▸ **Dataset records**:
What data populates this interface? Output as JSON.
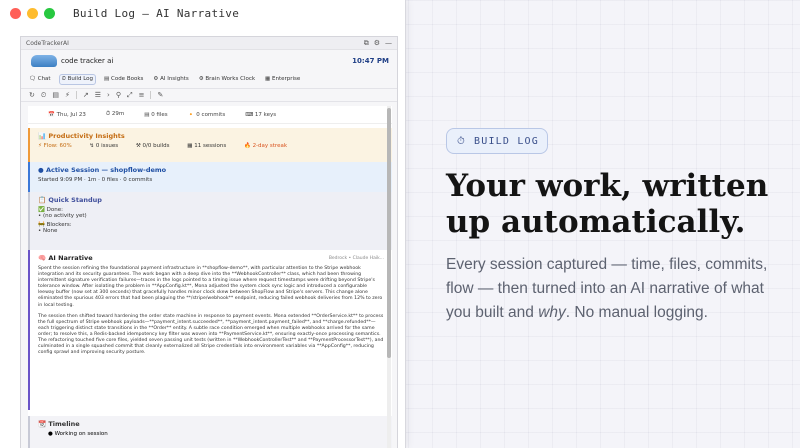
{
  "window": {
    "title": "Build Log — AI Narrative",
    "dots": [
      "#ff5f57",
      "#febc2e",
      "#28c840"
    ]
  },
  "app": {
    "frame_title": "CodeTrackerAI",
    "frame_icons": [
      "⧉",
      "⚙",
      "—"
    ],
    "brand": "code tracker ai",
    "clock": "10:47 PM",
    "tabs": [
      "Chat",
      "Build Log",
      "Code Books",
      "AI Insights",
      "Brain Works Clock",
      "Enterprise"
    ],
    "active_tab": "Build Log",
    "toolbar_icons": [
      "↻",
      "⏲",
      "▤",
      "⚡",
      "↗",
      "☰",
      "›",
      "⚲",
      "⤢",
      "≡",
      "✎"
    ]
  },
  "stats": {
    "date": "Thu, Jul 23",
    "duration": "29m",
    "files": "0 files",
    "commits": "0 commits",
    "keys": "17 keys"
  },
  "productivity": {
    "title": "Productivity Insights",
    "flow": "Flow: 60%",
    "issues": "0 issues",
    "builds": "0/0 builds",
    "sessions": "11 sessions",
    "streak": "2-day streak"
  },
  "session": {
    "title": "Active Session — shopflow-demo",
    "meta": "Started 9:09 PM · 1m · 0 files · 0 commits"
  },
  "standup": {
    "title": "Quick Standup",
    "done_label": "Done:",
    "done_item": "• (no activity yet)",
    "blockers_label": "Blockers:",
    "blockers_item": "• None"
  },
  "narrative": {
    "title": "AI Narrative",
    "model": "Bedrock • Claude Haik...",
    "p1": "Spent the session refining the foundational payment infrastructure in **shopflow-demo**, with particular attention to the Stripe webhook integration and its security guarantees. The work began with a deep dive into the **WebhookController** class, which had been throwing intermittent signature verification failures—traces in the logs pointed to a timing issue where request timestamps were drifting beyond Stripe's tolerance window. After isolating the problem in **AppConfig.kt**, Mona adjusted the system clock sync logic and introduced a configurable leeway buffer (now set at 300 seconds) that gracefully handles minor clock skew between ShopFlow and Stripe's servers. This change alone eliminated the spurious 403 errors that had been plaguing the **/stripe/webhook** endpoint, reducing failed webhook deliveries from 12% to zero in local testing.",
    "p2": "The session then shifted toward hardening the order state machine in response to payment events. Mona extended **OrderService.kt** to process the full spectrum of Stripe webhook payloads—**payment_intent.succeeded**, **payment_intent.payment_failed**, and **charge.refunded**—each triggering distinct state transitions in the **Order** entity. A subtle race condition emerged when multiple webhooks arrived for the same order; to resolve this, a Redis-backed idempotency key filter was woven into **PaymentService.kt**, ensuring exactly-once processing semantics. The refactoring touched five core files, yielded seven passing unit tests (written in **WebhookControllerTest** and **PaymentProcessorTest**), and culminated in a single squashed commit that cleanly externalized all Stripe credentials into environment variables via **AppConfig**, reducing config sprawl and improving security posture."
  },
  "timeline": {
    "title": "Timeline",
    "item": "Working on session"
  },
  "marketing": {
    "badge": "BUILD LOG",
    "headline": "Your work, written up automatically.",
    "sub_before": "Every session captured — time, files, commits, flow — then turned into an AI narrative of what you built and ",
    "sub_em": "why",
    "sub_after": ". No manual logging."
  }
}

▸ **Given problem**:
Output the data above without changes, apart from leaving out the pictures.

▸ **Exercise solution**:
What data populates this interface? Output as JSON.
{
  "window": {
    "title": "Build Log — AI Narrative",
    "dots": [
      "#ff5f57",
      "#febc2e",
      "#28c840"
    ]
  },
  "app": {
    "frame_title": "CodeTrackerAI",
    "frame_icons": [
      "⧉",
      "⚙",
      "—"
    ],
    "brand": "code tracker ai",
    "clock": "10:47 PM",
    "tabs": [
      "Chat",
      "Build Log",
      "Code Books",
      "AI Insights",
      "Brain Works Clock",
      "Enterprise"
    ],
    "active_tab": "Build Log",
    "toolbar_icons": [
      "↻",
      "⏲",
      "▤",
      "⚡",
      "↗",
      "☰",
      "›",
      "⚲",
      "⤢",
      "≡",
      "✎"
    ]
  },
  "stats": {
    "date": "Thu, Jul 23",
    "duration": "29m",
    "files": "0 files",
    "commits": "0 commits",
    "keys": "17 keys"
  },
  "productivity": {
    "title": "Productivity Insights",
    "flow": "Flow: 60%",
    "issues": "0 issues",
    "builds": "0/0 builds",
    "sessions": "11 sessions",
    "streak": "2-day streak"
  },
  "session": {
    "title": "Active Session — shopflow-demo",
    "meta": "Started 9:09 PM · 1m · 0 files · 0 commits"
  },
  "standup": {
    "title": "Quick Standup",
    "done_label": "Done:",
    "done_item": "• (no activity yet)",
    "blockers_label": "Blockers:",
    "blockers_item": "• None"
  },
  "narrative": {
    "title": "AI Narrative",
    "model": "Bedrock • Claude Haik...",
    "p1": "Spent the session refining the foundational payment infrastructure in **shopflow-demo**, with particular attention to the Stripe webhook integration and its security guarantees. The work began with a deep dive into the **WebhookController** class, which had been throwing intermittent signature verification failures—traces in the logs pointed to a timing issue where request timestamps were drifting beyond Stripe's tolerance window. After isolating the problem in **AppConfig.kt**, Mona adjusted the system clock sync logic and introduced a configurable leeway buffer (now set at 300 seconds) that gracefully handles minor clock skew between ShopFlow and Stripe's servers. This change alone eliminated the spurious 403 errors that had been plaguing the **/stripe/webhook** endpoint, reducing failed webhook deliveries from 12% to zero in local testing.",
    "p2": "The session then shifted toward hardening the order state machine in response to payment events. Mona extended **OrderService.kt** to process the full spectrum of Stripe webhook payloads—**payment_intent.succeeded**, **payment_intent.payment_failed**, and **charge.refunded**—each triggering distinct state transitions in the **Order** entity. A subtle race condition emerged when multiple webhooks arrived for the same order; to resolve this, a Redis-backed idempotency key filter was woven into **PaymentService.kt**, ensuring exactly-once processing semantics. The refactoring touched five core files, yielded seven passing unit tests (written in **WebhookControllerTest** and **PaymentProcessorTest**), and culminated in a single squashed commit that cleanly externalized all Stripe credentials into environment variables via **AppConfig**, reducing config sprawl and improving security posture."
  },
  "timeline": {
    "title": "Timeline",
    "item": "Working on session"
  },
  "marketing": {
    "badge": "BUILD LOG",
    "headline": "Your work, written up automatically.",
    "sub_before": "Every session captured — time, files, commits, flow — then turned into an AI narrative of what you built and ",
    "sub_em": "why",
    "sub_after": ". No manual logging."
  }
}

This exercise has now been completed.